Below is some material; transcribe all of it exactly.

▬▬▬

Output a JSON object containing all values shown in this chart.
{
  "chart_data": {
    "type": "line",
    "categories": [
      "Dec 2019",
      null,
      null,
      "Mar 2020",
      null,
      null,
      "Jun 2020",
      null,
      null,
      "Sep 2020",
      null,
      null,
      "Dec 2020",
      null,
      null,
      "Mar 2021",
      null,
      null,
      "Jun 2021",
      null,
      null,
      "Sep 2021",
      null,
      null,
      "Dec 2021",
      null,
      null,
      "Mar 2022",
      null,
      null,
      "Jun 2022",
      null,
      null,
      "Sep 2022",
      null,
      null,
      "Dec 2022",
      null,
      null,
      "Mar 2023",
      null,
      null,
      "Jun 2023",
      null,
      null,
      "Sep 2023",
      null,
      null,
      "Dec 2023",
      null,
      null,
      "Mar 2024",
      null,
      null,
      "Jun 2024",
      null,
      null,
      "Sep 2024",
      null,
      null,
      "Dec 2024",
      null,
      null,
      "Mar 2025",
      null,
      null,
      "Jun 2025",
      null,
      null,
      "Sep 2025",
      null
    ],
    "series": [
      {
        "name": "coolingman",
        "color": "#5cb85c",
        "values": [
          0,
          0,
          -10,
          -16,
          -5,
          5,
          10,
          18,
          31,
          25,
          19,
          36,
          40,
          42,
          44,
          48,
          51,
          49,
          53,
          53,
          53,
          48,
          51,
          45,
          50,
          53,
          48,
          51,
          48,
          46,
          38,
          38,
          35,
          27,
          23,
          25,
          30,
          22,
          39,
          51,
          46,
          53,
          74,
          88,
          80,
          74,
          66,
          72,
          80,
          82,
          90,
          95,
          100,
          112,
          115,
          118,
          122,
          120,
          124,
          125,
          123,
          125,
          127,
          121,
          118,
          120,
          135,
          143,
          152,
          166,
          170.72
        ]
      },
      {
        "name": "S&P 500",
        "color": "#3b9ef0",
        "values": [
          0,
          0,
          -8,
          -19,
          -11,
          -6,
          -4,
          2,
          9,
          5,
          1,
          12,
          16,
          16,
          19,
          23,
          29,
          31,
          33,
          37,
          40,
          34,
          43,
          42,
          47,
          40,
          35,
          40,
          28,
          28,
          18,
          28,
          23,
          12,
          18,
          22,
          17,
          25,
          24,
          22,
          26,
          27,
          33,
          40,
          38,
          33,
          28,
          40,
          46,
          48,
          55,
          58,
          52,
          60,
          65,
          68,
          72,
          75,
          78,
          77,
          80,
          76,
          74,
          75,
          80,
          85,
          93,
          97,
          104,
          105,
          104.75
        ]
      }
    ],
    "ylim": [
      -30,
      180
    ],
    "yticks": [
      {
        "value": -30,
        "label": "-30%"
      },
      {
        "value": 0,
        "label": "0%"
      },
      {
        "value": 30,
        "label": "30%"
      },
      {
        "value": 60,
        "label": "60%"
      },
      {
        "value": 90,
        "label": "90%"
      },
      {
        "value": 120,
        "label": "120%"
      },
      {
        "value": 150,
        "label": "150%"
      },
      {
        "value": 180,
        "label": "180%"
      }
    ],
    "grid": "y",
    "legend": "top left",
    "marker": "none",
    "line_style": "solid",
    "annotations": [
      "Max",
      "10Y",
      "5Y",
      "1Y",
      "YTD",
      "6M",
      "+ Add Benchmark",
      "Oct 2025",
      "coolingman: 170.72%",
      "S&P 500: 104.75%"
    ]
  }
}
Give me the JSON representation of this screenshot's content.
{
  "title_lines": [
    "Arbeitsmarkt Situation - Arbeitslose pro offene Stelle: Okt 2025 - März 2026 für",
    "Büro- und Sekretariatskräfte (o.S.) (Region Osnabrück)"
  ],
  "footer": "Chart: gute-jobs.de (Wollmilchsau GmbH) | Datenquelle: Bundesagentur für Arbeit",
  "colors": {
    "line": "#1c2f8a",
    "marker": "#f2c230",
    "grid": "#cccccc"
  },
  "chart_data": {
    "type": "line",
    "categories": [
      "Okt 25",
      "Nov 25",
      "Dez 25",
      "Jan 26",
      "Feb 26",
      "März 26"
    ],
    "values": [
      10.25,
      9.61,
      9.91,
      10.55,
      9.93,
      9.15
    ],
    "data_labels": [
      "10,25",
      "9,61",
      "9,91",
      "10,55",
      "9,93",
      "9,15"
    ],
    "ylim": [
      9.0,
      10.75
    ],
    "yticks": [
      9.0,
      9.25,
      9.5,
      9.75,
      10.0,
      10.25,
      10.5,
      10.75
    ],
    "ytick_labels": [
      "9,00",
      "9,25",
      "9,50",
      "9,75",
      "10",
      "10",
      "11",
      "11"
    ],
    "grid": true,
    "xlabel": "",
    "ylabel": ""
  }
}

▬▬▬

EXERCISE SOLUTION ->
Output a JSON object containing all values shown in this chart.
{
  "chart_data": {
    "type": "line",
    "categories": [
      "Dec 2019",
      null,
      null,
      "Mar 2020",
      null,
      null,
      "Jun 2020",
      null,
      null,
      "Sep 2020",
      null,
      null,
      "Dec 2020",
      null,
      null,
      "Mar 2021",
      null,
      null,
      "Jun 2021",
      null,
      null,
      "Sep 2021",
      null,
      null,
      "Dec 2021",
      null,
      null,
      "Mar 2022",
      null,
      null,
      "Jun 2022",
      null,
      null,
      "Sep 2022",
      null,
      null,
      "Dec 2022",
      null,
      null,
      "Mar 2023",
      null,
      null,
      "Jun 2023",
      null,
      null,
      "Sep 2023",
      null,
      null,
      "Dec 2023",
      null,
      null,
      "Mar 2024",
      null,
      null,
      "Jun 2024",
      null,
      null,
      "Sep 2024",
      null,
      null,
      "Dec 2024",
      null,
      null,
      "Mar 2025",
      null,
      null,
      "Jun 2025",
      null,
      null,
      "Sep 2025",
      null
    ],
    "series": [
      {
        "name": "coolingman",
        "color": "#5cb85c",
        "values": [
          0,
          0,
          -10,
          -16,
          -5,
          5,
          10,
          18,
          31,
          25,
          19,
          36,
          40,
          42,
          44,
          48,
          51,
          49,
          53,
          53,
          53,
          48,
          51,
          45,
          50,
          53,
          48,
          51,
          48,
          46,
          38,
          38,
          35,
          27,
          23,
          25,
          30,
          22,
          39,
          51,
          46,
          53,
          74,
          88,
          80,
          74,
          66,
          72,
          80,
          82,
          90,
          95,
          100,
          112,
          115,
          118,
          122,
          120,
          124,
          125,
          123,
          125,
          127,
          121,
          118,
          120,
          135,
          143,
          152,
          166,
          170.72
        ]
      },
      {
        "name": "S&P 500",
        "color": "#3b9ef0",
        "values": [
          0,
          0,
          -8,
          -19,
          -11,
          -6,
          -4,
          2,
          9,
          5,
          1,
          12,
          16,
          16,
          19,
          23,
          29,
          31,
          33,
          37,
          40,
          34,
          43,
          42,
          47,
          40,
          35,
          40,
          28,
          28,
          18,
          28,
          23,
          12,
          18,
          22,
          17,
          25,
          24,
          22,
          26,
          27,
          33,
          40,
          38,
          33,
          28,
          40,
          46,
          48,
          55,
          58,
          52,
          60,
          65,
          68,
          72,
          75,
          78,
          77,
          80,
          76,
          74,
          75,
          80,
          85,
          93,
          97,
          104,
          105,
          104.75
        ]
      }
    ],
    "ylim": [
      -30,
      180
    ],
    "yticks": [
      {
        "value": -30,
        "label": "-30%"
      },
      {
        "value": 0,
        "label": "0%"
      },
      {
        "value": 30,
        "label": "30%"
      },
      {
        "value": 60,
        "label": "60%"
      },
      {
        "value": 90,
        "label": "90%"
      },
      {
        "value": 120,
        "label": "120%"
      },
      {
        "value": 150,
        "label": "150%"
      },
      {
        "value": 180,
        "label": "180%"
      }
    ],
    "grid": "y",
    "legend": "top left",
    "marker": "none",
    "line_style": "solid",
    "annotations": [
      "Max",
      "10Y",
      "5Y",
      "1Y",
      "YTD",
      "6M",
      "+ Add Benchmark",
      "Oct 2025",
      "coolingman: 170.72%",
      "S&P 500: 104.75%"
    ]
  }
}
Give me the JSON representation of this screenshot's content.
{
  "title_lines": [
    "Arbeitsmarkt Situation - Arbeitslose pro offene Stelle: Okt 2025 - März 2026 für",
    "Büro- und Sekretariatskräfte (o.S.) (Region Osnabrück)"
  ],
  "footer": "Chart: gute-jobs.de (Wollmilchsau GmbH) | Datenquelle: Bundesagentur für Arbeit",
  "colors": {
    "line": "#1c2f8a",
    "marker": "#f2c230",
    "grid": "#cccccc"
  },
  "chart_data": {
    "type": "line",
    "categories": [
      "Okt 25",
      "Nov 25",
      "Dez 25",
      "Jan 26",
      "Feb 26",
      "März 26"
    ],
    "values": [
      10.25,
      9.61,
      9.91,
      10.55,
      9.93,
      9.15
    ],
    "data_labels": [
      "10,25",
      "9,61",
      "9,91",
      "10,55",
      "9,93",
      "9,15"
    ],
    "ylim": [
      9.0,
      10.75
    ],
    "yticks": [
      9.0,
      9.25,
      9.5,
      9.75,
      10.0,
      10.25,
      10.5,
      10.75
    ],
    "ytick_labels": [
      "9,00",
      "9,25",
      "9,50",
      "9,75",
      "10",
      "10",
      "11",
      "11"
    ],
    "grid": true,
    "xlabel": "",
    "ylabel": ""
  }
}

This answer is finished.